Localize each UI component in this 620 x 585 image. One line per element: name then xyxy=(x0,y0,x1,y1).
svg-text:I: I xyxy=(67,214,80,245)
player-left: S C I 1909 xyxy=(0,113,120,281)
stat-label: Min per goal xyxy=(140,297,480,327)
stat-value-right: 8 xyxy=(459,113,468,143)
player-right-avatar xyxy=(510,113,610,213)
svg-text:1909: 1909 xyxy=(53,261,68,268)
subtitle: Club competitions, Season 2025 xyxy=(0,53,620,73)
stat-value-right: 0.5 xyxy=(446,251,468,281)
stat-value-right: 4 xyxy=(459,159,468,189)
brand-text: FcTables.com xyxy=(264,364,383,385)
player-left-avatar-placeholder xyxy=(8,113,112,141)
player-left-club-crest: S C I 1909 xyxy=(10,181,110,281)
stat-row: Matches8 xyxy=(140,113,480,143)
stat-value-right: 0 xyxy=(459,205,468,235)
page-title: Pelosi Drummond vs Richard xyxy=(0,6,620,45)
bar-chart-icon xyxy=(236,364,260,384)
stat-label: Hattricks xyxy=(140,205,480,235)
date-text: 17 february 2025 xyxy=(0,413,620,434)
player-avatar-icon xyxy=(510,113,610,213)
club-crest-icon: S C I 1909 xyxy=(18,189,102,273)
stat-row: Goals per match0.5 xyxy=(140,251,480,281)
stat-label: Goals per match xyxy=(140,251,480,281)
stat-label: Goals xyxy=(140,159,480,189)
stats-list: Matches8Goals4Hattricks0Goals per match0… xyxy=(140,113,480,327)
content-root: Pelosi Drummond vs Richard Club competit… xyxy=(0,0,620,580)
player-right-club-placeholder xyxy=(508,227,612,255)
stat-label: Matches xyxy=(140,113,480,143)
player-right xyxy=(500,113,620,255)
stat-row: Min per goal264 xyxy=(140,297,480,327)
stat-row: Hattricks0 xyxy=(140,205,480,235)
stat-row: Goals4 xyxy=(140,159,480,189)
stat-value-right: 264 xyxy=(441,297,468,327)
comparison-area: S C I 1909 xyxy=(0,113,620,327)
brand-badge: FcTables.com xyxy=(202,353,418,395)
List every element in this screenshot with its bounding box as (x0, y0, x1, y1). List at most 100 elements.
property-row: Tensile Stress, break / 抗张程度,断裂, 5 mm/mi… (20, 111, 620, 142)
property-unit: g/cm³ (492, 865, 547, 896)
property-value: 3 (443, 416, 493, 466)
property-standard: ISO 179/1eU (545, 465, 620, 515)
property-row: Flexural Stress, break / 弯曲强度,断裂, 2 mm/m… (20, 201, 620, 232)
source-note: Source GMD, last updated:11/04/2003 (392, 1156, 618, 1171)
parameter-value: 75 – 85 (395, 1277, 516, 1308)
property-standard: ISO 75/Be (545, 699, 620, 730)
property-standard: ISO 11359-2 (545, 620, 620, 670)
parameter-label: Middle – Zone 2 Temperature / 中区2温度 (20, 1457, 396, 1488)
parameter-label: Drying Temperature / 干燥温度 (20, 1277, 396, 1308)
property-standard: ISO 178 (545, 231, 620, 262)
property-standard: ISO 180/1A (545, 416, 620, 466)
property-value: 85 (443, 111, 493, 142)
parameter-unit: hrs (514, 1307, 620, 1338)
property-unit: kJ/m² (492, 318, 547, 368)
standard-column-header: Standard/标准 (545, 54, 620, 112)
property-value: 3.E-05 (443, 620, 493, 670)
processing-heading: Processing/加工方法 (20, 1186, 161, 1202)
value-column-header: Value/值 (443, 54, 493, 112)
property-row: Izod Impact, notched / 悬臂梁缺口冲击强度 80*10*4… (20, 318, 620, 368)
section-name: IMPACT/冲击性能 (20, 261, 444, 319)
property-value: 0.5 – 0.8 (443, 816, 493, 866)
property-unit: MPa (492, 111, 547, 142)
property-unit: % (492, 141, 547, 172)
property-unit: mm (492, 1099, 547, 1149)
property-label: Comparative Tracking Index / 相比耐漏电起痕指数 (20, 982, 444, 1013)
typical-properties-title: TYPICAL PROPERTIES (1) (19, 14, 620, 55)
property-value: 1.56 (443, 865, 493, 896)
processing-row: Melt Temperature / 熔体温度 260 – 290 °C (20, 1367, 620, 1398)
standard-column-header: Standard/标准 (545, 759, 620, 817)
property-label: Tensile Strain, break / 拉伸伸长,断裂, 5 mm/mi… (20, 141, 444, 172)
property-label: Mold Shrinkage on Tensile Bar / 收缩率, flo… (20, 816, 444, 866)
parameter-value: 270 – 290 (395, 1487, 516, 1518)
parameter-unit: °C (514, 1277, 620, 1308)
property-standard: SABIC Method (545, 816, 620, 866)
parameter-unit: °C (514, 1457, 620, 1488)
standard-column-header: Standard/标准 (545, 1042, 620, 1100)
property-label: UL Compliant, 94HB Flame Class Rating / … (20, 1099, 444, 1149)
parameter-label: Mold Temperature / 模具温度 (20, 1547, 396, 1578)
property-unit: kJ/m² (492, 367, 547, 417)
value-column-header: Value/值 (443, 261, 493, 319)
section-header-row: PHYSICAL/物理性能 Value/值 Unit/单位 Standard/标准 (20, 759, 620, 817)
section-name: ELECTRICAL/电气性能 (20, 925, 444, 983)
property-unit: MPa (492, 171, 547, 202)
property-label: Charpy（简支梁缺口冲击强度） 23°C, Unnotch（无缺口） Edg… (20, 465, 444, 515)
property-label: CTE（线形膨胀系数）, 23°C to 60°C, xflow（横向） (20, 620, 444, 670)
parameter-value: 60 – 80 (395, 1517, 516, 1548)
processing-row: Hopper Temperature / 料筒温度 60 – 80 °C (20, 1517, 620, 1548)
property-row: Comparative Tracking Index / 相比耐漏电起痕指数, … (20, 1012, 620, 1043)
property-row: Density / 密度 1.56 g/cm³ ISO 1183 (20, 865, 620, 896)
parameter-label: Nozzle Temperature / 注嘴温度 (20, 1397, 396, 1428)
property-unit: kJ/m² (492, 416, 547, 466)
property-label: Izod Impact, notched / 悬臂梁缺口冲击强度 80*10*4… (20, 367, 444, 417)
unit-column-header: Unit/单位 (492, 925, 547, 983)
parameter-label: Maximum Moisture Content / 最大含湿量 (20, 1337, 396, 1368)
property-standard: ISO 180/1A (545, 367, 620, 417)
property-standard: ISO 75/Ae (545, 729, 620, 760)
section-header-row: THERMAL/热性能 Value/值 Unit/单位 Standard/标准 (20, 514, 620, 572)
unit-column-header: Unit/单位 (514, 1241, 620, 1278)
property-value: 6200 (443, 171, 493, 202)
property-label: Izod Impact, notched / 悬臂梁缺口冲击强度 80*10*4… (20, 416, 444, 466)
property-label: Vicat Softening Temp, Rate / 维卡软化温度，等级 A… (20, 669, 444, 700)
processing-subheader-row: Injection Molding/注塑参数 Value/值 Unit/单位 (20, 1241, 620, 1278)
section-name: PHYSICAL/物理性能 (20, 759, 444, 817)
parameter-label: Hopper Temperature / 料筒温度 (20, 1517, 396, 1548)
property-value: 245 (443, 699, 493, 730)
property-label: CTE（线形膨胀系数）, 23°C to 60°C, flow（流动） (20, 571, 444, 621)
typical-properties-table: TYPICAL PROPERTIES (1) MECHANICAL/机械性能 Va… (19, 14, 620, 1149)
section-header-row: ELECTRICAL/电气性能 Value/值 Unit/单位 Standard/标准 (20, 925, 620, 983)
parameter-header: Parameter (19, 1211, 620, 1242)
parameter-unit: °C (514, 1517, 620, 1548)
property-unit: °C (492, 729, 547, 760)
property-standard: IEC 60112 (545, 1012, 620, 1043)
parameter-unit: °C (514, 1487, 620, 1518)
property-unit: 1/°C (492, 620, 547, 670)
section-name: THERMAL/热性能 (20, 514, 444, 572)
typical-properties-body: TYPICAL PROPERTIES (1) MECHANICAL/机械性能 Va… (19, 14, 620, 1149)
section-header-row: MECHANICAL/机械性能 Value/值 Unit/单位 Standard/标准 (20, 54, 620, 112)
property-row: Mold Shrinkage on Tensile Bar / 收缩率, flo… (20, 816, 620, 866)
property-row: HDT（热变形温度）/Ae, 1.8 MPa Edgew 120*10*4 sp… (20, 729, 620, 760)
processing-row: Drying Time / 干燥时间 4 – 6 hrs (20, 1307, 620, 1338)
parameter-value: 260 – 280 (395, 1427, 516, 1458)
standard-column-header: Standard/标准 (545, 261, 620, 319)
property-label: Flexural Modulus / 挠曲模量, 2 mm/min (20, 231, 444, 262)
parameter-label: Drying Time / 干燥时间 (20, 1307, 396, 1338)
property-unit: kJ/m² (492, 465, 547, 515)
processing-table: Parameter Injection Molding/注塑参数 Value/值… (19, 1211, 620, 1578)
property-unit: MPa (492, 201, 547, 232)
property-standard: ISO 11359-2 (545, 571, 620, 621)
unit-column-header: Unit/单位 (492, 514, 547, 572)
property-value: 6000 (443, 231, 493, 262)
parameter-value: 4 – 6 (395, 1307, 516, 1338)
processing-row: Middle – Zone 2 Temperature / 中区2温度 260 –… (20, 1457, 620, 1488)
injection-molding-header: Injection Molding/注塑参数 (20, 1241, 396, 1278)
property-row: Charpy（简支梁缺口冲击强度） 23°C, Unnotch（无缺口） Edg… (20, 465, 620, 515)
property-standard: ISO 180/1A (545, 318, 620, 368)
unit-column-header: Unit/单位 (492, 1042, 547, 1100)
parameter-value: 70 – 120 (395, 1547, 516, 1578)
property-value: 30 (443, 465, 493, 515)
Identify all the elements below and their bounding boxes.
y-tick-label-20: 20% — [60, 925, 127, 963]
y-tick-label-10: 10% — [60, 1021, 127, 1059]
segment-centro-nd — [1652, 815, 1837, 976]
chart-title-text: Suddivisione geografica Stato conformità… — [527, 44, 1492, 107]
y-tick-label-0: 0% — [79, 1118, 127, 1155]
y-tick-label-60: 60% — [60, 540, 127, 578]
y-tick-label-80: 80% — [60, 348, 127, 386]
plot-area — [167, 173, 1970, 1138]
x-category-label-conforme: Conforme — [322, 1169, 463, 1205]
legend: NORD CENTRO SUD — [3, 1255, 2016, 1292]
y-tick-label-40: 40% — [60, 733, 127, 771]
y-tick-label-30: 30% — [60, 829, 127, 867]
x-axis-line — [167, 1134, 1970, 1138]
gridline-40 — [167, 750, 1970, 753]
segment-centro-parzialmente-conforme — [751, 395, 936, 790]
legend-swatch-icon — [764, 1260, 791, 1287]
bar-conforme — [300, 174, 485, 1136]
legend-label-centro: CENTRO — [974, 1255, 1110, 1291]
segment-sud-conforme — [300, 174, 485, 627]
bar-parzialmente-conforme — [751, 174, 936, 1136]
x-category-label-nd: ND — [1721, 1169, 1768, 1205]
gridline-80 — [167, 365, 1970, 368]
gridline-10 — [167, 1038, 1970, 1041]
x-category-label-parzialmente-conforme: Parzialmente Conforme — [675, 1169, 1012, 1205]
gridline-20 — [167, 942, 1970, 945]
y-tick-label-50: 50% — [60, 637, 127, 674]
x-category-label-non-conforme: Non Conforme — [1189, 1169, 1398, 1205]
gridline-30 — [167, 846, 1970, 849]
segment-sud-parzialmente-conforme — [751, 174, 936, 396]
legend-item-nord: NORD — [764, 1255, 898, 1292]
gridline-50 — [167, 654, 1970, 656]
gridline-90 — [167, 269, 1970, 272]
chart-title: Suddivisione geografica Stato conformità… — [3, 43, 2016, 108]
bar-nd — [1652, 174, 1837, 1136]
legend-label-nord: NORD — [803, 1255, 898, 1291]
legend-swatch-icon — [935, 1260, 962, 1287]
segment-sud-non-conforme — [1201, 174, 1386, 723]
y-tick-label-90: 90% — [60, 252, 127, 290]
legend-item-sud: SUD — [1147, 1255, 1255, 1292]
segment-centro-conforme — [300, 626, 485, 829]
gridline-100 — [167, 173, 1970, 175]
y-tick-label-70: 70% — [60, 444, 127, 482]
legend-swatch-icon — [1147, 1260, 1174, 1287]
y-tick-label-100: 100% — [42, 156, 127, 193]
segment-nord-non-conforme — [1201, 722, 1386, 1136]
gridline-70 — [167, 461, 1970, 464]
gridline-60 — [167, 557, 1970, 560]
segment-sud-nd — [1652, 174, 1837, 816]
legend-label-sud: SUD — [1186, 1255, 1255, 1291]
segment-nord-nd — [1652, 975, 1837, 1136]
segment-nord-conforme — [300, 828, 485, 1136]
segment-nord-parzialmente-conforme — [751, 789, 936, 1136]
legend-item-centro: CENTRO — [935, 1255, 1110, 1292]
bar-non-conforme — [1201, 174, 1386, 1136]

____

• Cel zadania
Przepisz bez żadnych zmian wiersze powyższych danych od pierwszego aż do wiersza zawierającego „stat-label: Matches xyxy=(140,113,480,143)” włącznie.

• Rozwiązane zadanie
Localize each UI component in this 620 x 585 image. One line per element: name then xyxy=(x0,y0,x1,y1).
svg-text:I: I xyxy=(67,214,80,245)
player-left: S C I 1909 xyxy=(0,113,120,281)
stat-label: Min per goal xyxy=(140,297,480,327)
stat-value-right: 8 xyxy=(459,113,468,143)
player-right-avatar xyxy=(510,113,610,213)
svg-text:1909: 1909 xyxy=(53,261,68,268)
subtitle: Club competitions, Season 2025 xyxy=(0,53,620,73)
stat-value-right: 0.5 xyxy=(446,251,468,281)
stat-value-right: 4 xyxy=(459,159,468,189)
brand-text: FcTables.com xyxy=(264,364,383,385)
player-left-avatar-placeholder xyxy=(8,113,112,141)
player-left-club-crest: S C I 1909 xyxy=(10,181,110,281)
stat-row: Matches8 xyxy=(140,113,480,143)
stat-value-right: 0 xyxy=(459,205,468,235)
page-title: Pelosi Drummond vs Richard xyxy=(0,6,620,45)
bar-chart-icon xyxy=(236,364,260,384)
stat-label: Hattricks xyxy=(140,205,480,235)
date-text: 17 february 2025 xyxy=(0,413,620,434)
player-avatar-icon xyxy=(510,113,610,213)
club-crest-icon: S C I 1909 xyxy=(18,189,102,273)
stat-row: Goals per match0.5 xyxy=(140,251,480,281)
stat-label: Goals per match xyxy=(140,251,480,281)
stat-label: Goals xyxy=(140,159,480,189)
stats-list: Matches8Goals4Hattricks0Goals per match0… xyxy=(140,113,480,327)
content-root: Pelosi Drummond vs Richard Club competit… xyxy=(0,0,620,580)
player-right-club-placeholder xyxy=(508,227,612,255)
stat-label: Matches xyxy=(140,113,480,143)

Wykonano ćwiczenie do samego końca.